● **Short task**
Work out how many lines of the listing hold the string "Integrated". Answer with that number alone.
───── Listed entries ─────
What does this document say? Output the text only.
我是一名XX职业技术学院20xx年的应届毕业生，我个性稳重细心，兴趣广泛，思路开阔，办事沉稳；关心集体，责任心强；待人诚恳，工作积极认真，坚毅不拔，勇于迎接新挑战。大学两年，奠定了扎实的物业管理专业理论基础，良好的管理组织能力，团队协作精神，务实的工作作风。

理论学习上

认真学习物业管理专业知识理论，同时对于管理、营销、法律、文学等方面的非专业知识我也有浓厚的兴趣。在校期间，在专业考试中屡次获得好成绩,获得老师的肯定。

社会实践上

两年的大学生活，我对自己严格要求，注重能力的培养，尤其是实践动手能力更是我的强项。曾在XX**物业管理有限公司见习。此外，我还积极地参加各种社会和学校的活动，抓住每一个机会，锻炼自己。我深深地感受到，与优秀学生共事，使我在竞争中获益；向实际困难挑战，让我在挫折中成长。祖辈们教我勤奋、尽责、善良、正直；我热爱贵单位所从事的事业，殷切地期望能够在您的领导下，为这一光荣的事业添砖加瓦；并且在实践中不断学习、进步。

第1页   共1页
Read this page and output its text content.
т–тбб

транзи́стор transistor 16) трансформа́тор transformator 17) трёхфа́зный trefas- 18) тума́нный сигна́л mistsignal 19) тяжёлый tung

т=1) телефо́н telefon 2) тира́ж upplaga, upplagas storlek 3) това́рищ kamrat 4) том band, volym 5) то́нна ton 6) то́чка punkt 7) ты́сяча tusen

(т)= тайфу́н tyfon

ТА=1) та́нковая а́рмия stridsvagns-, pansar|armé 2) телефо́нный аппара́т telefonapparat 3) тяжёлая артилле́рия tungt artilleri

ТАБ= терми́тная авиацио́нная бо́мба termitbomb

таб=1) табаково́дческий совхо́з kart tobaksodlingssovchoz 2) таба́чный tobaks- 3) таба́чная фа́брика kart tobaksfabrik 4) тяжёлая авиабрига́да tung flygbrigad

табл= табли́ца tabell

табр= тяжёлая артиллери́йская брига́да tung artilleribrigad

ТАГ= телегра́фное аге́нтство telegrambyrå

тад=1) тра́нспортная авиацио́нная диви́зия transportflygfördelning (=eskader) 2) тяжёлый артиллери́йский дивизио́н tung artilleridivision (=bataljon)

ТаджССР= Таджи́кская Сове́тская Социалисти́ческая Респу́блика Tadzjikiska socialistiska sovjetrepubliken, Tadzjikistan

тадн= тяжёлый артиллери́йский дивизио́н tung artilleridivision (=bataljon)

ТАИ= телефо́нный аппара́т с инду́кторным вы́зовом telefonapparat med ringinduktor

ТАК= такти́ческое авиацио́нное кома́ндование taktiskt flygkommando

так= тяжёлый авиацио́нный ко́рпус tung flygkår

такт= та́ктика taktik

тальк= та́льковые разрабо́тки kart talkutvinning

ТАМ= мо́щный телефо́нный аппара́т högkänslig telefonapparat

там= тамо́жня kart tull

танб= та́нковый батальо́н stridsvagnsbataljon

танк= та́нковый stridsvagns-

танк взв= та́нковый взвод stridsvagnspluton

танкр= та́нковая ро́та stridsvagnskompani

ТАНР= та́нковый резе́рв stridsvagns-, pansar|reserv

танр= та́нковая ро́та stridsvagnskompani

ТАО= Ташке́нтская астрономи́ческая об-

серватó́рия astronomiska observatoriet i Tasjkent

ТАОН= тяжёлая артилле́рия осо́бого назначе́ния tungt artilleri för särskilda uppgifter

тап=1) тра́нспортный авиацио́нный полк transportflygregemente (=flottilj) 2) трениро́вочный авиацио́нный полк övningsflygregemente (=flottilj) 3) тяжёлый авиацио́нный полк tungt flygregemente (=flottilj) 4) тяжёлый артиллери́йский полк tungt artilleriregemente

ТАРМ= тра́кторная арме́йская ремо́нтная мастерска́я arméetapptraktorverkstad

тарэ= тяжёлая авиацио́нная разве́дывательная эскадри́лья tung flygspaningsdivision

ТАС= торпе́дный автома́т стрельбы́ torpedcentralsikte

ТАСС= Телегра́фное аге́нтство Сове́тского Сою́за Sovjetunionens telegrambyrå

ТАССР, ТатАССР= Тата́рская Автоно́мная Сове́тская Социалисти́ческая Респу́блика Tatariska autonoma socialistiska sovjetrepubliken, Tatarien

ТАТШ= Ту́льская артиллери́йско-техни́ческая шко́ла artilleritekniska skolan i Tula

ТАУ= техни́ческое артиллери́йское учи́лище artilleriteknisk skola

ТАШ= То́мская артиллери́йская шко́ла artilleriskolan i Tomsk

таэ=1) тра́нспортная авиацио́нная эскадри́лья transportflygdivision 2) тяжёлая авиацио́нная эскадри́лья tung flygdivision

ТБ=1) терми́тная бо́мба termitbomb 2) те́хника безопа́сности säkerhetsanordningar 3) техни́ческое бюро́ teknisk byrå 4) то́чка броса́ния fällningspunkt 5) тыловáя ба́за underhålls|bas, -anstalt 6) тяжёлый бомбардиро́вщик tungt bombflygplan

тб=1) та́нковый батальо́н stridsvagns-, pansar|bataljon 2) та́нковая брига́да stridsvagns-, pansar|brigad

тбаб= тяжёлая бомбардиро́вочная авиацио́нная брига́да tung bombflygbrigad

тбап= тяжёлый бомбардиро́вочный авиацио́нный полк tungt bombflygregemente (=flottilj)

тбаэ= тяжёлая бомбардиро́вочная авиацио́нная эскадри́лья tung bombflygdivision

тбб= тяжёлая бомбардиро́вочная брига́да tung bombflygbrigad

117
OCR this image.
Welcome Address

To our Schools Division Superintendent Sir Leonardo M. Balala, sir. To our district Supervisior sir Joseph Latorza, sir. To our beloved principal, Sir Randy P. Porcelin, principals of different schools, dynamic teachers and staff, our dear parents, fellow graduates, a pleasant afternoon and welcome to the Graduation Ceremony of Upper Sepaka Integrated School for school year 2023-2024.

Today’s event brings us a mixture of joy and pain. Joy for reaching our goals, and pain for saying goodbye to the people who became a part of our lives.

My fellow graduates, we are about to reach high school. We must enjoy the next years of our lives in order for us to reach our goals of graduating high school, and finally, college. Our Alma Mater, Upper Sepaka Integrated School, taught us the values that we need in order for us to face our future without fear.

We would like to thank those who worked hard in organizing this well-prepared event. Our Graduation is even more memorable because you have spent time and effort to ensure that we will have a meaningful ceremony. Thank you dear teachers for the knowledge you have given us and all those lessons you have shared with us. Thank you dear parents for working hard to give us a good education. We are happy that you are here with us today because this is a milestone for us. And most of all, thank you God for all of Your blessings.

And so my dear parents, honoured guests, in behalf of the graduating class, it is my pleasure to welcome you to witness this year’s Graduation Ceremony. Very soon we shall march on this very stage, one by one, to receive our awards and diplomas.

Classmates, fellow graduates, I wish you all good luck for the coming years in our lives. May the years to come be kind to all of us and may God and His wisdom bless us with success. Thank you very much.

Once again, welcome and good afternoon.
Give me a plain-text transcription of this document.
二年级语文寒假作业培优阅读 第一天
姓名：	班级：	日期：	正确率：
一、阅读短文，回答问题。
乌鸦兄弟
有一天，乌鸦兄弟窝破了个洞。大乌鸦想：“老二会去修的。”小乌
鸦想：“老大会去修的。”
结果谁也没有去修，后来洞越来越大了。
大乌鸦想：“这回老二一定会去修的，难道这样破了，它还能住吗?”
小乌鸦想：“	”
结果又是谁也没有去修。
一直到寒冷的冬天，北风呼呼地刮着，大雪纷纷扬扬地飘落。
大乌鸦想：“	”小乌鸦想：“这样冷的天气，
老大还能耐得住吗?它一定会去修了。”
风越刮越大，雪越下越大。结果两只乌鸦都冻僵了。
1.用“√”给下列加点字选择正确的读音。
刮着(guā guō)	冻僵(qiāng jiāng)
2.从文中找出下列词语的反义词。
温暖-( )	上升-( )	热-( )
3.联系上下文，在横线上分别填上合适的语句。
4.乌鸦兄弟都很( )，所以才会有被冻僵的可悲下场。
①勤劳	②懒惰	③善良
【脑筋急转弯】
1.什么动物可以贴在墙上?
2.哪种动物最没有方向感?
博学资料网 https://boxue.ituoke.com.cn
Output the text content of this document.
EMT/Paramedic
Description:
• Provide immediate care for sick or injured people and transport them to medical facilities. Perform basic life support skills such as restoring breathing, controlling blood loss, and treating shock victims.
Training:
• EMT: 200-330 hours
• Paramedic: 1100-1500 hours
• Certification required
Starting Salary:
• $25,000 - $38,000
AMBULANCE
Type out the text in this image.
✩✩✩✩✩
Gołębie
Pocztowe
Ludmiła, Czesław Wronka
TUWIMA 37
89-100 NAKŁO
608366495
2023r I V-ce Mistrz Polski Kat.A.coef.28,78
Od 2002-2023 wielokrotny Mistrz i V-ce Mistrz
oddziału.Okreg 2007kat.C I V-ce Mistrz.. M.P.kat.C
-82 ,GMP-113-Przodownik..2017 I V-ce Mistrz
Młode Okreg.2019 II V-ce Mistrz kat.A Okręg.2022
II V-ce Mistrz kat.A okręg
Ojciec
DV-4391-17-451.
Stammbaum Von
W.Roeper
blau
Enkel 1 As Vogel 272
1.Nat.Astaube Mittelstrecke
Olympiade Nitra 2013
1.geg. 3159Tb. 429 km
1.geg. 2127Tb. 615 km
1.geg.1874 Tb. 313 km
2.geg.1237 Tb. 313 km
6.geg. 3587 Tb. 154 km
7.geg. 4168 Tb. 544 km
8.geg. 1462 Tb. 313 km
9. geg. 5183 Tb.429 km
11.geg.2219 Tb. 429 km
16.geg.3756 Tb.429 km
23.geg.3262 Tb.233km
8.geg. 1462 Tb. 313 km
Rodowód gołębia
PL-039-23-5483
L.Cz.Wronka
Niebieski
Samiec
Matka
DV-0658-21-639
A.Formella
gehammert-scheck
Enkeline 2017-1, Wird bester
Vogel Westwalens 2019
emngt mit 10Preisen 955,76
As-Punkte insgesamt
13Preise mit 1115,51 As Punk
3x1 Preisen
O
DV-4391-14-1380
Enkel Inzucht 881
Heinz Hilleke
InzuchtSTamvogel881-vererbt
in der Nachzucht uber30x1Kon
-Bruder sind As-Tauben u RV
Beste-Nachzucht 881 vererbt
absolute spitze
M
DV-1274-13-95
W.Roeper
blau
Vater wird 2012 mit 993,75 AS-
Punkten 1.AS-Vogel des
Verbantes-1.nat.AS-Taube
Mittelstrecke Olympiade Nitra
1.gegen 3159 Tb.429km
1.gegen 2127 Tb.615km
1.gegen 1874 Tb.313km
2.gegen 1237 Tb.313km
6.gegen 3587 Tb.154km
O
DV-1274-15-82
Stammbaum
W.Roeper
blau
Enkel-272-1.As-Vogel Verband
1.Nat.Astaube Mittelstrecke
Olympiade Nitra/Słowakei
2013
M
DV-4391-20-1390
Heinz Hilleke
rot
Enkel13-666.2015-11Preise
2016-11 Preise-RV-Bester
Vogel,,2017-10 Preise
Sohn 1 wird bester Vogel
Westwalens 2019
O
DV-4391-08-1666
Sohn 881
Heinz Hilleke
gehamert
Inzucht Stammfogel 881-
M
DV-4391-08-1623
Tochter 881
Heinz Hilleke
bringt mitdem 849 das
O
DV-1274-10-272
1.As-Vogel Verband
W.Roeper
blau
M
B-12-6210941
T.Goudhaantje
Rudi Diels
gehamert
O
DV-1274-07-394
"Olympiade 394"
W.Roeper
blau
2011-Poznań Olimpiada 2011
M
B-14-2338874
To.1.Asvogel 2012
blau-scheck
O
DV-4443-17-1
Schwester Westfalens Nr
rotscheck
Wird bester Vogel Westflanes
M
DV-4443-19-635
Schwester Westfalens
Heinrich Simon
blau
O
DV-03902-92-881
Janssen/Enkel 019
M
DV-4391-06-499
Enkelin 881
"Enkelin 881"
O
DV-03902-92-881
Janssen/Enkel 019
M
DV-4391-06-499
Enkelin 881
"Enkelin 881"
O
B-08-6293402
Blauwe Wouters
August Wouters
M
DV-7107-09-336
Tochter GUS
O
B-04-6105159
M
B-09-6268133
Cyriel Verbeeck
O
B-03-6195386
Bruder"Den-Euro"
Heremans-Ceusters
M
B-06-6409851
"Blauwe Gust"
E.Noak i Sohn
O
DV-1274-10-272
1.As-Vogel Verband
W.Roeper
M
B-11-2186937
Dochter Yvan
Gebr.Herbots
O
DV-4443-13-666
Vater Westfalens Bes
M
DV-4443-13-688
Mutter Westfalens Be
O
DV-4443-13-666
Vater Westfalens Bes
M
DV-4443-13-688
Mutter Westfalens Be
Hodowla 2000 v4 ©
─────
● **Reply**
2